#### WORK REQUIRED
Set down the full listing exactly, character for character.
+++ INPUT RECORDS +++
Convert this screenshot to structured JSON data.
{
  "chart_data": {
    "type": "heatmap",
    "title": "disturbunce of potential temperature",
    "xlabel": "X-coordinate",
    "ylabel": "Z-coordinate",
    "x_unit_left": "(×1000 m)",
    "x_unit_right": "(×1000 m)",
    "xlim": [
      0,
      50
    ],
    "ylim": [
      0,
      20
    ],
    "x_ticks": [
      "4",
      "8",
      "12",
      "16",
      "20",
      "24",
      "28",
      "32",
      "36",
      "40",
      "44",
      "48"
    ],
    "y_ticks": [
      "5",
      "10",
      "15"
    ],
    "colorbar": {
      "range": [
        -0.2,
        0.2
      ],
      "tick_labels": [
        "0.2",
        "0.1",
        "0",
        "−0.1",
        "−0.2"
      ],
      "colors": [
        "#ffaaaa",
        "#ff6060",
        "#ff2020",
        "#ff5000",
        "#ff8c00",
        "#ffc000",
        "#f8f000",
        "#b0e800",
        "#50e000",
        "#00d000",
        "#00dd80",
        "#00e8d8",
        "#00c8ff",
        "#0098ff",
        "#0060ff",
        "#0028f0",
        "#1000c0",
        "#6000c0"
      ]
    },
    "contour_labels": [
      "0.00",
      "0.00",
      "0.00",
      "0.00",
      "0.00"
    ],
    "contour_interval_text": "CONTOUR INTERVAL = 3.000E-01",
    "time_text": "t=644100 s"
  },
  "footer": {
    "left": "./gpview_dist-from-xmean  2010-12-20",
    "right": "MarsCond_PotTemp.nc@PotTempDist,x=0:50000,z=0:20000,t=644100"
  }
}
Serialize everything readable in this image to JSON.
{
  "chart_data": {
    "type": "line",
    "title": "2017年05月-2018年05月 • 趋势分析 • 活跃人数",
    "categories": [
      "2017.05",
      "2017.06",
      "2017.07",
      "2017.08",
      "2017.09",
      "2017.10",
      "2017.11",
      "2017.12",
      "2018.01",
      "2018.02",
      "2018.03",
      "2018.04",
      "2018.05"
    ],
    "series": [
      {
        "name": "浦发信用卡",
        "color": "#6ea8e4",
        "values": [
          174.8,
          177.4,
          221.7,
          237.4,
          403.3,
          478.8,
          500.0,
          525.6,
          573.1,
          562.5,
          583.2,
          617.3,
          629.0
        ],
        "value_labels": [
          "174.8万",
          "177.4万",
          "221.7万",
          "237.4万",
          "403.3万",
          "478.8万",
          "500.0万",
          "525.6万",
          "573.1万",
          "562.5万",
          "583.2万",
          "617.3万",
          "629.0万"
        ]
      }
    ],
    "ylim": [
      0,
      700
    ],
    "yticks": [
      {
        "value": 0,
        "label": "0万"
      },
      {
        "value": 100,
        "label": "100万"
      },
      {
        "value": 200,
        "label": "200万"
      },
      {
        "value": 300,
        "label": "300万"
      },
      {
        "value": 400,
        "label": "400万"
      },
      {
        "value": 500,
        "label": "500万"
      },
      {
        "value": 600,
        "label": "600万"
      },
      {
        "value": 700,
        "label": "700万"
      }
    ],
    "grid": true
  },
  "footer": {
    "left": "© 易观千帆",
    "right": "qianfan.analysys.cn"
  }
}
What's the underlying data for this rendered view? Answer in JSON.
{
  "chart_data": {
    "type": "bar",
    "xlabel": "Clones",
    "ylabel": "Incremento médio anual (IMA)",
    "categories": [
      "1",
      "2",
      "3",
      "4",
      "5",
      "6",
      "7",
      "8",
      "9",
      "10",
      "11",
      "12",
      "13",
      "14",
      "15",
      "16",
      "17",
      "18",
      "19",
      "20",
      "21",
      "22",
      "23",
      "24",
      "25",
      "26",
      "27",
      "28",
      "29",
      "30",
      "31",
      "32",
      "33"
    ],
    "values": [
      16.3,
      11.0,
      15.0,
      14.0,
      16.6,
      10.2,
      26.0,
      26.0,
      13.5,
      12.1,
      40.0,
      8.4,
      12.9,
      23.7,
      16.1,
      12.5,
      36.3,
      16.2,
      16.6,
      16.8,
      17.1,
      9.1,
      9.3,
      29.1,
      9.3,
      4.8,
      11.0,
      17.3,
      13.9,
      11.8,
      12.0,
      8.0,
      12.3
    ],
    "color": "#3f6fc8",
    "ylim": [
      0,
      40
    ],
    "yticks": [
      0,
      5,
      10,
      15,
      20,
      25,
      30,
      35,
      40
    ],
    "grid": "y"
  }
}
+++
#### ANSWER
Convert this screenshot to structured JSON data.
{
  "chart_data": {
    "type": "heatmap",
    "title": "disturbunce of potential temperature",
    "xlabel": "X-coordinate",
    "ylabel": "Z-coordinate",
    "x_unit_left": "(×1000 m)",
    "x_unit_right": "(×1000 m)",
    "xlim": [
      0,
      50
    ],
    "ylim": [
      0,
      20
    ],
    "x_ticks": [
      "4",
      "8",
      "12",
      "16",
      "20",
      "24",
      "28",
      "32",
      "36",
      "40",
      "44",
      "48"
    ],
    "y_ticks": [
      "5",
      "10",
      "15"
    ],
    "colorbar": {
      "range": [
        -0.2,
        0.2
      ],
      "tick_labels": [
        "0.2",
        "0.1",
        "0",
        "−0.1",
        "−0.2"
      ],
      "colors": [
        "#ffaaaa",
        "#ff6060",
        "#ff2020",
        "#ff5000",
        "#ff8c00",
        "#ffc000",
        "#f8f000",
        "#b0e800",
        "#50e000",
        "#00d000",
        "#00dd80",
        "#00e8d8",
        "#00c8ff",
        "#0098ff",
        "#0060ff",
        "#0028f0",
        "#1000c0",
        "#6000c0"
      ]
    },
    "contour_labels": [
      "0.00",
      "0.00",
      "0.00",
      "0.00",
      "0.00"
    ],
    "contour_interval_text": "CONTOUR INTERVAL = 3.000E-01",
    "time_text": "t=644100 s"
  },
  "footer": {
    "left": "./gpview_dist-from-xmean  2010-12-20",
    "right": "MarsCond_PotTemp.nc@PotTempDist,x=0:50000,z=0:20000,t=644100"
  }
}
Serialize everything readable in this image to JSON.
{
  "chart_data": {
    "type": "line",
    "title": "2017年05月-2018年05月 • 趋势分析 • 活跃人数",
    "categories": [
      "2017.05",
      "2017.06",
      "2017.07",
      "2017.08",
      "2017.09",
      "2017.10",
      "2017.11",
      "2017.12",
      "2018.01",
      "2018.02",
      "2018.03",
      "2018.04",
      "2018.05"
    ],
    "series": [
      {
        "name": "浦发信用卡",
        "color": "#6ea8e4",
        "values": [
          174.8,
          177.4,
          221.7,
          237.4,
          403.3,
          478.8,
          500.0,
          525.6,
          573.1,
          562.5,
          583.2,
          617.3,
          629.0
        ],
        "value_labels": [
          "174.8万",
          "177.4万",
          "221.7万",
          "237.4万",
          "403.3万",
          "478.8万",
          "500.0万",
          "525.6万",
          "573.1万",
          "562.5万",
          "583.2万",
          "617.3万",
          "629.0万"
        ]
      }
    ],
    "ylim": [
      0,
      700
    ],
    "yticks": [
      {
        "value": 0,
        "label": "0万"
      },
      {
        "value": 100,
        "label": "100万"
      },
      {
        "value": 200,
        "label": "200万"
      },
      {
        "value": 300,
        "label": "300万"
      },
      {
        "value": 400,
        "label": "400万"
      },
      {
        "value": 500,
        "label": "500万"
      },
      {
        "value": 600,
        "label": "600万"
      },
      {
        "value": 700,
        "label": "700万"
      }
    ],
    "grid": true
  },
  "footer": {
    "left": "© 易观千帆",
    "right": "qianfan.analysys.cn"
  }
}
What's the underlying data for this rendered view? Answer in JSON.
{
  "chart_data": {
    "type": "bar",
    "xlabel": "Clones",
    "ylabel": "Incremento médio anual (IMA)",
    "categories": [
      "1",
      "2",
      "3",
      "4",
      "5",
      "6",
      "7",
      "8",
      "9",
      "10",
      "11",
      "12",
      "13",
      "14",
      "15",
      "16",
      "17",
      "18",
      "19",
      "20",
      "21",
      "22",
      "23",
      "24",
      "25",
      "26",
      "27",
      "28",
      "29",
      "30",
      "31",
      "32",
      "33"
    ],
    "values": [
      16.3,
      11.0,
      15.0,
      14.0,
      16.6,
      10.2,
      26.0,
      26.0,
      13.5,
      12.1,
      40.0,
      8.4,
      12.9,
      23.7,
      16.1,
      12.5,
      36.3,
      16.2,
      16.6,
      16.8,
      17.1,
      9.1,
      9.3,
      29.1,
      9.3,
      4.8,
      11.0,
      17.3,
      13.9,
      11.8,
      12.0,
      8.0,
      12.3
    ],
    "color": "#3f6fc8",
    "ylim": [
      0,
      40
    ],
    "yticks": [
      0,
      5,
      10,
      15,
      20,
      25,
      30,
      35,
      40
    ],
    "grid": "y"
  }
}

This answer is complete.